>> Begin Data provided

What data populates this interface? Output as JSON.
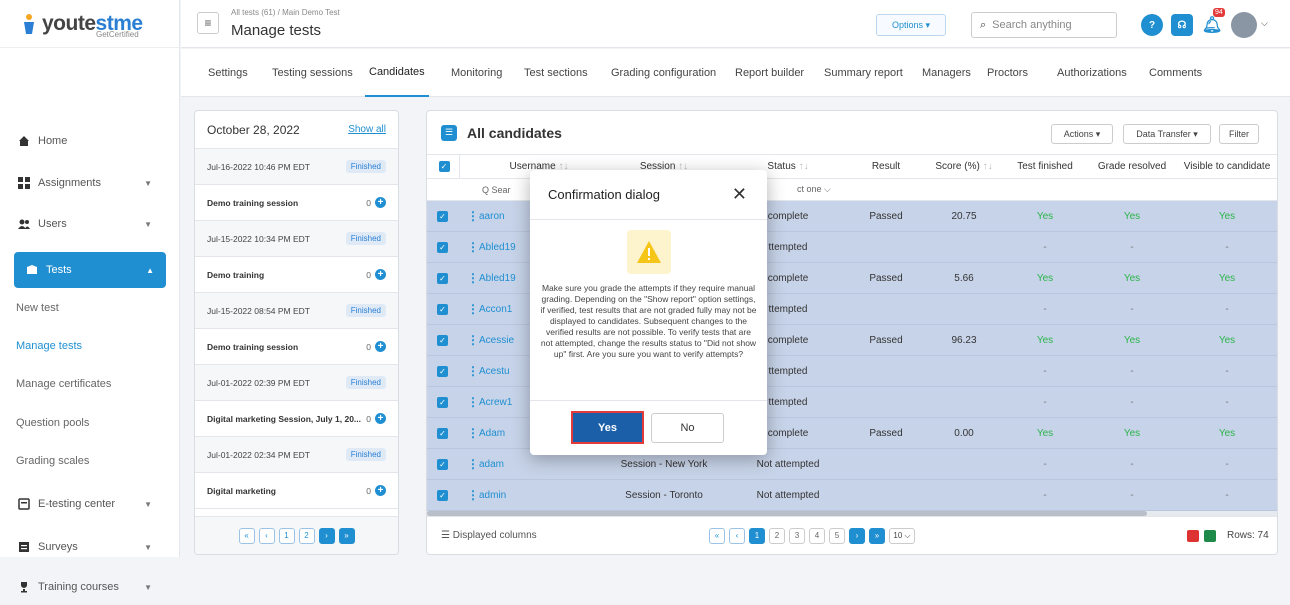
{
  "brand": {
    "name_a": "youte",
    "name_b": "stme",
    "tagline": "GetCertified"
  },
  "nav": {
    "home": "Home",
    "assignments": "Assignments",
    "users": "Users",
    "tests": "Tests",
    "sub": [
      "New test",
      "Manage tests",
      "Manage certificates",
      "Question pools",
      "Grading scales"
    ],
    "etesting": "E-testing center",
    "surveys": "Surveys",
    "training": "Training courses"
  },
  "header": {
    "breadcrumb": "All tests (61)  /  Main Demo Test",
    "title": "Manage tests",
    "options": "Options ▾",
    "search_placeholder": "Search anything",
    "notif_count": "94"
  },
  "tabs": [
    "Settings",
    "Testing sessions",
    "Candidates",
    "Monitoring",
    "Test sections",
    "Grading configuration",
    "Report builder",
    "Summary report",
    "Managers",
    "Proctors",
    "Authorizations",
    "Comments"
  ],
  "sessions": {
    "date": "October 28, 2022",
    "show_all": "Show all",
    "rows": [
      {
        "date": "Jul-16-2022 10:46 PM EDT",
        "status": "Finished",
        "name": "Demo training session",
        "count": "0"
      },
      {
        "date": "Jul-15-2022 10:34 PM EDT",
        "status": "Finished",
        "name": "Demo training",
        "count": "0"
      },
      {
        "date": "Jul-15-2022 08:54 PM EDT",
        "status": "Finished",
        "name": "Demo training session",
        "count": "0"
      },
      {
        "date": "Jul-01-2022 02:39 PM EDT",
        "status": "Finished",
        "name": "Digital marketing Session, July 1, 20...",
        "count": "0"
      },
      {
        "date": "Jul-01-2022 02:34 PM EDT",
        "status": "Finished",
        "name": "Digital marketing",
        "count": "0"
      }
    ],
    "pager": [
      "«",
      "‹",
      "1",
      "2",
      "›",
      "»"
    ]
  },
  "candidates": {
    "title": "All candidates",
    "actions": "Actions ▾",
    "data_transfer": "Data Transfer ▾",
    "filter": "Filter",
    "columns": [
      "Username",
      "Session",
      "Status",
      "Result",
      "Score (%)",
      "Test finished",
      "Grade resolved",
      "Visible to candidate"
    ],
    "filter_search": "Q Sear",
    "filter_select": "ct one ⌵",
    "rows": [
      {
        "user": "aaron",
        "session": "",
        "status": "complete",
        "result": "Passed",
        "score": "20.75",
        "finished": "Yes",
        "resolved": "Yes",
        "visible": "Yes"
      },
      {
        "user": "Abled19",
        "session": "",
        "status": "ttempted",
        "result": "",
        "score": "",
        "finished": "-",
        "resolved": "-",
        "visible": "-"
      },
      {
        "user": "Abled19",
        "session": "",
        "status": "complete",
        "result": "Passed",
        "score": "5.66",
        "finished": "Yes",
        "resolved": "Yes",
        "visible": "Yes"
      },
      {
        "user": "Accon1",
        "session": "",
        "status": "ttempted",
        "result": "",
        "score": "",
        "finished": "-",
        "resolved": "-",
        "visible": "-"
      },
      {
        "user": "Acessie",
        "session": "",
        "status": "complete",
        "result": "Passed",
        "score": "96.23",
        "finished": "Yes",
        "resolved": "Yes",
        "visible": "Yes"
      },
      {
        "user": "Acestu",
        "session": "",
        "status": "ttempted",
        "result": "",
        "score": "",
        "finished": "-",
        "resolved": "-",
        "visible": "-"
      },
      {
        "user": "Acrew1",
        "session": "",
        "status": "ttempted",
        "result": "",
        "score": "",
        "finished": "-",
        "resolved": "-",
        "visible": "-"
      },
      {
        "user": "Adam",
        "session": "",
        "status": "complete",
        "result": "Passed",
        "score": "0.00",
        "finished": "Yes",
        "resolved": "Yes",
        "visible": "Yes"
      },
      {
        "user": "adam",
        "session": "Session - New York",
        "status": "Not attempted",
        "result": "",
        "score": "",
        "finished": "-",
        "resolved": "-",
        "visible": "-"
      },
      {
        "user": "admin",
        "session": "Session - Toronto",
        "status": "Not attempted",
        "result": "",
        "score": "",
        "finished": "-",
        "resolved": "-",
        "visible": "-"
      }
    ],
    "displayed_columns": "Displayed columns",
    "pager": [
      "«",
      "‹",
      "1",
      "2",
      "3",
      "4",
      "5",
      "›",
      "»"
    ],
    "page_size": "10 ⌵",
    "rows_label": "Rows: 74"
  },
  "dialog": {
    "title": "Confirmation dialog",
    "message": "Make sure you grade the attempts if they require manual grading. Depending on the \"Show report\" option settings, if verified, test results that are not graded fully may not be displayed to candidates. Subsequent changes to the verified results are not possible. To verify tests that are not attempted, change the results status to \"Did not show up\" first. Are you sure you want to verify attempts?",
    "yes": "Yes",
    "no": "No"
  }
}
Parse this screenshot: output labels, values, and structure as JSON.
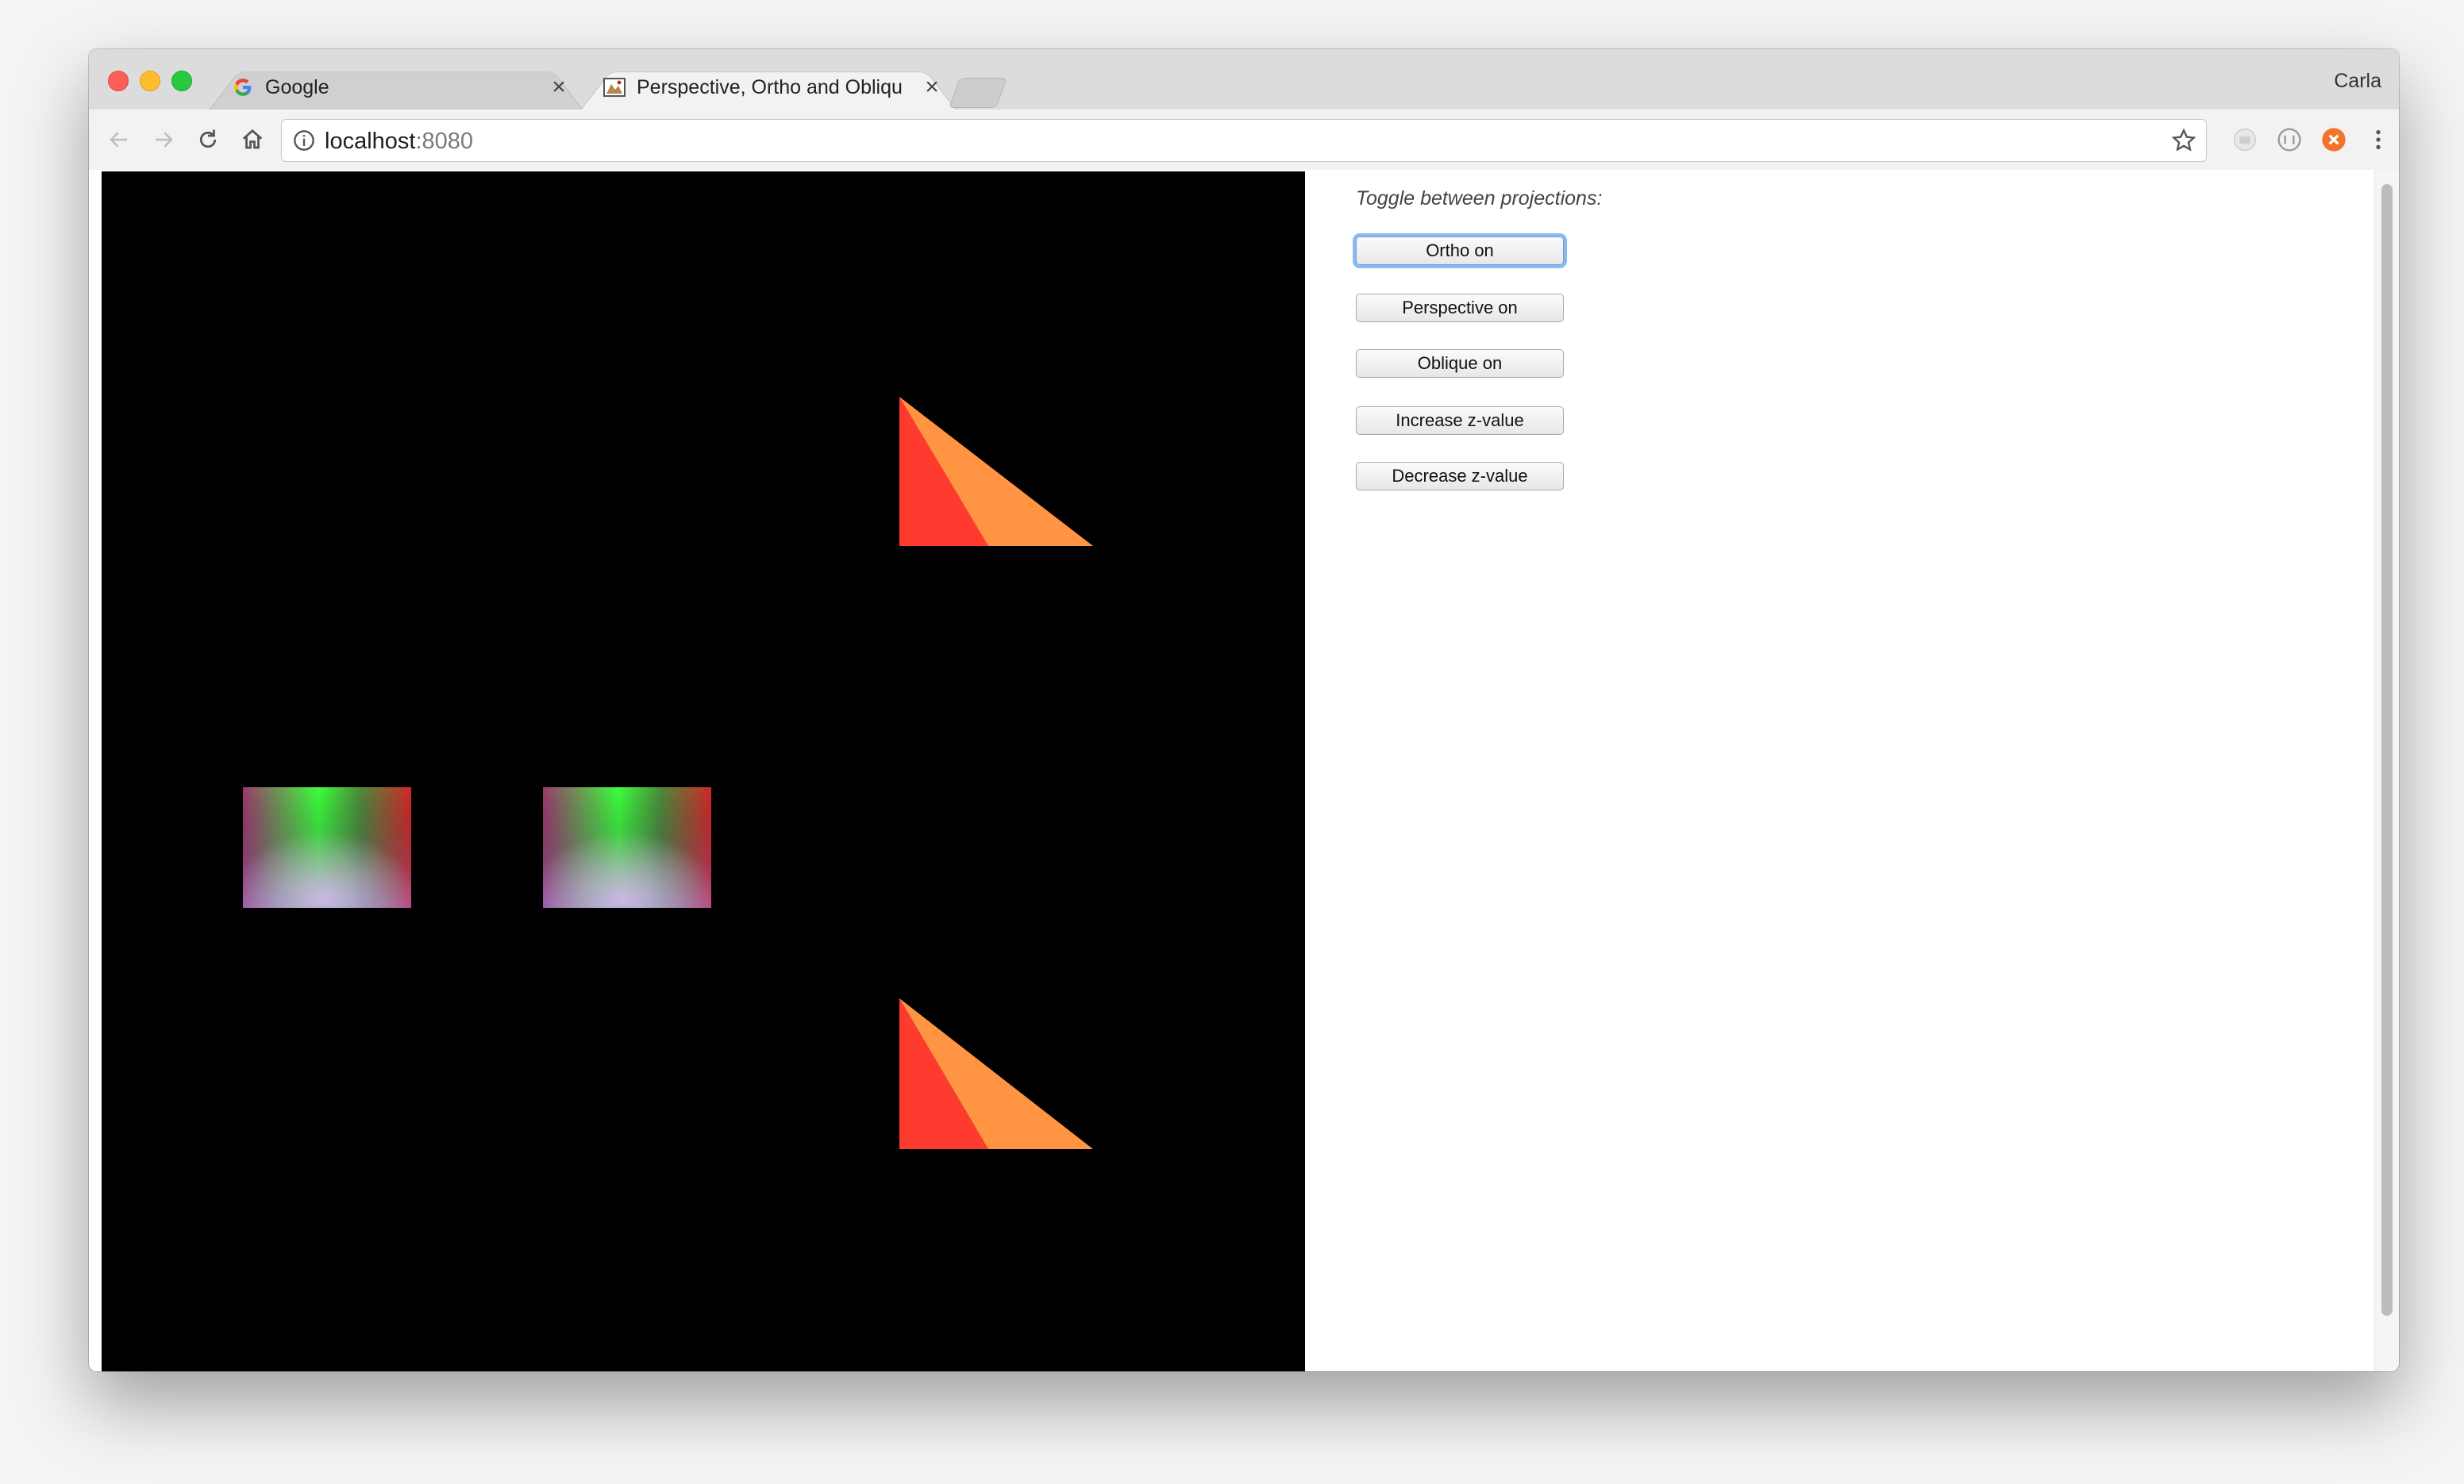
{
  "browser": {
    "tabs": [
      {
        "title": "Google",
        "favicon": "google-g-icon",
        "active": false
      },
      {
        "title": "Perspective, Ortho and Obliqu",
        "favicon": "page-thumbnail-icon",
        "active": true
      }
    ],
    "profile_name": "Carla",
    "address": {
      "host": "localhost",
      "port": ":8080"
    },
    "icons": {
      "back": "arrow-left-icon",
      "forward": "arrow-right-icon",
      "reload": "reload-icon",
      "home": "home-icon",
      "info": "info-icon",
      "bookmark": "star-icon",
      "extensions": [
        "extension-gray-icon",
        "extension-circle-icon",
        "extension-orange-icon"
      ],
      "menu": "kebab-menu-icon"
    }
  },
  "page": {
    "controls_title": "Toggle between projections:",
    "buttons": [
      {
        "label": "Ortho on",
        "focused": true
      },
      {
        "label": "Perspective on",
        "focused": false
      },
      {
        "label": "Oblique on",
        "focused": false
      },
      {
        "label": "Increase z-value",
        "focused": false
      },
      {
        "label": "Decrease z-value",
        "focused": false
      }
    ],
    "scene": {
      "background": "#000000",
      "pyramid_colors": {
        "left_face": "#ff3a2e",
        "right_face": "#ff9542"
      },
      "quad_corner_colors": [
        "#3cff3c",
        "#ff2020",
        "#9a6ad4",
        "#ffffff"
      ]
    }
  }
}
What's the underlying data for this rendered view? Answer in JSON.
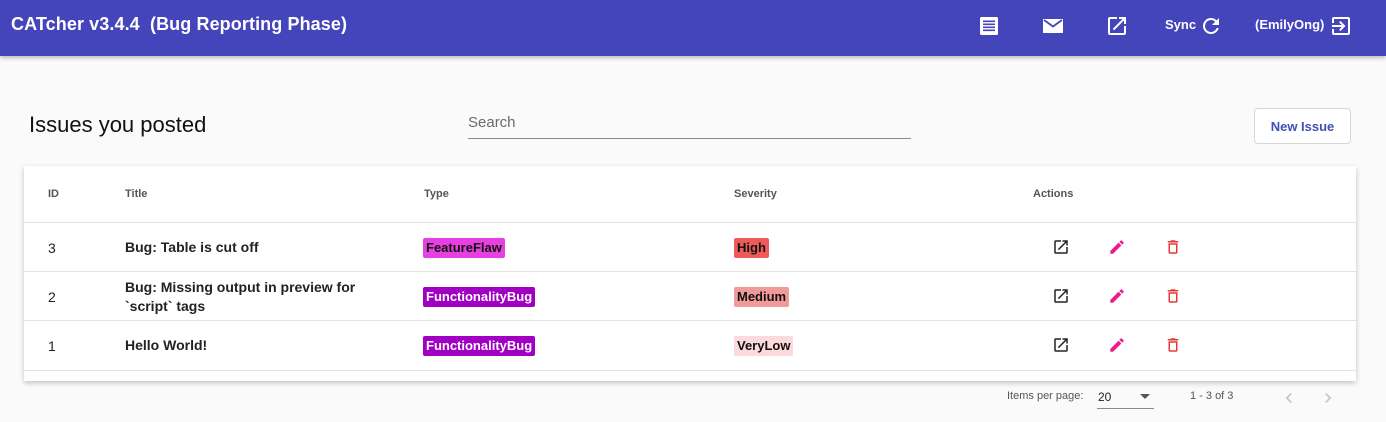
{
  "header": {
    "app_title": "CATcher v3.4.4  (Bug Reporting Phase)",
    "sync_label": "Sync",
    "user_label": "(EmilyOng)",
    "icons": [
      "list-icon",
      "mail-icon",
      "open-in-new-icon",
      "refresh-icon",
      "logout-icon"
    ],
    "color": "#4444bb"
  },
  "page": {
    "title": "Issues you posted",
    "search_placeholder": "Search",
    "new_issue_label": "New Issue"
  },
  "table": {
    "columns": {
      "id": "ID",
      "title": "Title",
      "type": "Type",
      "severity": "Severity",
      "actions": "Actions"
    },
    "rows": [
      {
        "id": "3",
        "title": "Bug: Table is cut off",
        "type": "FeatureFlaw",
        "severity": "High"
      },
      {
        "id": "2",
        "title": "Bug: Missing output in preview for `script` tags",
        "type": "FunctionalityBug",
        "severity": "Medium"
      },
      {
        "id": "1",
        "title": "Hello World!",
        "type": "FunctionalityBug",
        "severity": "VeryLow"
      }
    ],
    "tag_colors": {
      "FeatureFlaw": "#e83fe0",
      "FunctionalityBug": "#a100c4",
      "High": "#ee5a5a",
      "Medium": "#f09a9a",
      "VeryLow": "#fcd9db"
    },
    "action_icons": [
      "open-in-new-icon",
      "edit-icon",
      "delete-icon"
    ]
  },
  "paginator": {
    "items_per_page_label": "Items per page:",
    "page_size": "20",
    "range_label": "1 - 3 of 3"
  }
}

>> End Data provided

• Task objective
The pictures should not appear in the copy; every other part of the records above must be returned exactly.

• Answer to this exercise
What data populates this interface? Output as JSON.
{
  "brand": {
    "name_a": "youte",
    "name_b": "stme",
    "tagline": "GetCertified"
  },
  "nav": {
    "home": "Home",
    "assignments": "Assignments",
    "users": "Users",
    "tests": "Tests",
    "sub": [
      "New test",
      "Manage tests",
      "Manage certificates",
      "Question pools",
      "Grading scales"
    ],
    "etesting": "E-testing center",
    "surveys": "Surveys",
    "training": "Training courses"
  },
  "header": {
    "breadcrumb": "All tests (61)  /  Main Demo Test",
    "title": "Manage tests",
    "options": "Options ▾",
    "search_placeholder": "Search anything",
    "notif_count": "94"
  },
  "tabs": [
    "Settings",
    "Testing sessions",
    "Candidates",
    "Monitoring",
    "Test sections",
    "Grading configuration",
    "Report builder",
    "Summary report",
    "Managers",
    "Proctors",
    "Authorizations",
    "Comments"
  ],
  "sessions": {
    "date": "October 28, 2022",
    "show_all": "Show all",
    "rows": [
      {
        "date": "Jul-16-2022 10:46 PM EDT",
        "status": "Finished",
        "name": "Demo training session",
        "count": "0"
      },
      {
        "date": "Jul-15-2022 10:34 PM EDT",
        "status": "Finished",
        "name": "Demo training",
        "count": "0"
      },
      {
        "date": "Jul-15-2022 08:54 PM EDT",
        "status": "Finished",
        "name": "Demo training session",
        "count": "0"
      },
      {
        "date": "Jul-01-2022 02:39 PM EDT",
        "status": "Finished",
        "name": "Digital marketing Session, July 1, 20...",
        "count": "0"
      },
      {
        "date": "Jul-01-2022 02:34 PM EDT",
        "status": "Finished",
        "name": "Digital marketing",
        "count": "0"
      }
    ],
    "pager": [
      "«",
      "‹",
      "1",
      "2",
      "›",
      "»"
    ]
  },
  "candidates": {
    "title": "All candidates",
    "actions": "Actions ▾",
    "data_transfer": "Data Transfer ▾",
    "filter": "Filter",
    "columns": [
      "Username",
      "Session",
      "Status",
      "Result",
      "Score (%)",
      "Test finished",
      "Grade resolved",
      "Visible to candidate"
    ],
    "filter_search": "Q Sear",
    "filter_select": "ct one ⌵",
    "rows": [
      {
        "user": "aaron",
        "session": "",
        "status": "complete",
        "result": "Passed",
        "score": "20.75",
        "finished": "Yes",
        "resolved": "Yes",
        "visible": "Yes"
      },
      {
        "user": "Abled19",
        "session": "",
        "status": "ttempted",
        "result": "",
        "score": "",
        "finished": "-",
        "resolved": "-",
        "visible": "-"
      },
      {
        "user": "Abled19",
        "session": "",
        "status": "complete",
        "result": "Passed",
        "score": "5.66",
        "finished": "Yes",
        "resolved": "Yes",
        "visible": "Yes"
      },
      {
        "user": "Accon1",
        "session": "",
        "status": "ttempted",
        "result": "",
        "score": "",
        "finished": "-",
        "resolved": "-",
        "visible": "-"
      },
      {
        "user": "Acessie",
        "session": "",
        "status": "complete",
        "result": "Passed",
        "score": "96.23",
        "finished": "Yes",
        "resolved": "Yes",
        "visible": "Yes"
      },
      {
        "user": "Acestu",
        "session": "",
        "status": "ttempted",
        "result": "",
        "score": "",
        "finished": "-",
        "resolved": "-",
        "visible": "-"
      },
      {
        "user": "Acrew1",
        "session": "",
        "status": "ttempted",
        "result": "",
        "score": "",
        "finished": "-",
        "resolved": "-",
        "visible": "-"
      },
      {
        "user": "Adam",
        "session": "",
        "status": "complete",
        "result": "Passed",
        "score": "0.00",
        "finished": "Yes",
        "resolved": "Yes",
        "visible": "Yes"
      },
      {
        "user": "adam",
        "session": "Session - New York",
        "status": "Not attempted",
        "result": "",
        "score": "",
        "finished": "-",
        "resolved": "-",
        "visible": "-"
      },
      {
        "user": "admin",
        "session": "Session - Toronto",
        "status": "Not attempted",
        "result": "",
        "score": "",
        "finished": "-",
        "resolved": "-",
        "visible": "-"
      }
    ],
    "displayed_columns": "Displayed columns",
    "pager": [
      "«",
      "‹",
      "1",
      "2",
      "3",
      "4",
      "5",
      "›",
      "»"
    ],
    "page_size": "10 ⌵",
    "rows_label": "Rows: 74"
  },
  "dialog": {
    "title": "Confirmation dialog",
    "message": "Make sure you grade the attempts if they require manual grading. Depending on the \"Show report\" option settings, if verified, test results that are not graded fully may not be displayed to candidates. Subsequent changes to the verified results are not possible. To verify tests that are not attempted, change the results status to \"Did not show up\" first. Are you sure you want to verify attempts?",
    "yes": "Yes",
    "no": "No"
  }
}
Parse this screenshot: output labels, values, and structure as JSON.
{
  "browser": {
    "tabs": [
      {
        "title": "Google",
        "favicon": "google-g-icon",
        "active": false
      },
      {
        "title": "Perspective, Ortho and Obliqu",
        "favicon": "page-thumbnail-icon",
        "active": true
      }
    ],
    "profile_name": "Carla",
    "address": {
      "host": "localhost",
      "port": ":8080"
    },
    "icons": {
      "back": "arrow-left-icon",
      "forward": "arrow-right-icon",
      "reload": "reload-icon",
      "home": "home-icon",
      "info": "info-icon",
      "bookmark": "star-icon",
      "extensions": [
        "extension-gray-icon",
        "extension-circle-icon",
        "extension-orange-icon"
      ],
      "menu": "kebab-menu-icon"
    }
  },
  "page": {
    "controls_title": "Toggle between projections:",
    "buttons": [
      {
        "label": "Ortho on",
        "focused": true
      },
      {
        "label": "Perspective on",
        "focused": false
      },
      {
        "label": "Oblique on",
        "focused": false
      },
      {
        "label": "Increase z-value",
        "focused": false
      },
      {
        "label": "Decrease z-value",
        "focused": false
      }
    ],
    "scene": {
      "background": "#000000",
      "pyramid_colors": {
        "left_face": "#ff3a2e",
        "right_face": "#ff9542"
      },
      "quad_corner_colors": [
        "#3cff3c",
        "#ff2020",
        "#9a6ad4",
        "#ffffff"
      ]
    }
  }
}
What's the underlying data for this rendered view? Answer in JSON.
{
  "header": {
    "app_title": "CATcher v3.4.4  (Bug Reporting Phase)",
    "sync_label": "Sync",
    "user_label": "(EmilyOng)",
    "icons": [
      "list-icon",
      "mail-icon",
      "open-in-new-icon",
      "refresh-icon",
      "logout-icon"
    ],
    "color": "#4444bb"
  },
  "page": {
    "title": "Issues you posted",
    "search_placeholder": "Search",
    "new_issue_label": "New Issue"
  },
  "table": {
    "columns": {
      "id": "ID",
      "title": "Title",
      "type": "Type",
      "severity": "Severity",
      "actions": "Actions"
    },
    "rows": [
      {
        "id": "3",
        "title": "Bug: Table is cut off",
        "type": "FeatureFlaw",
        "severity": "High"
      },
      {
        "id": "2",
        "title": "Bug: Missing output in preview for `script` tags",
        "type": "FunctionalityBug",
        "severity": "Medium"
      },
      {
        "id": "1",
        "title": "Hello World!",
        "type": "FunctionalityBug",
        "severity": "VeryLow"
      }
    ],
    "tag_colors": {
      "FeatureFlaw": "#e83fe0",
      "FunctionalityBug": "#a100c4",
      "High": "#ee5a5a",
      "Medium": "#f09a9a",
      "VeryLow": "#fcd9db"
    },
    "action_icons": [
      "open-in-new-icon",
      "edit-icon",
      "delete-icon"
    ]
  },
  "paginator": {
    "items_per_page_label": "Items per page:",
    "page_size": "20",
    "range_label": "1 - 3 of 3"
  }
}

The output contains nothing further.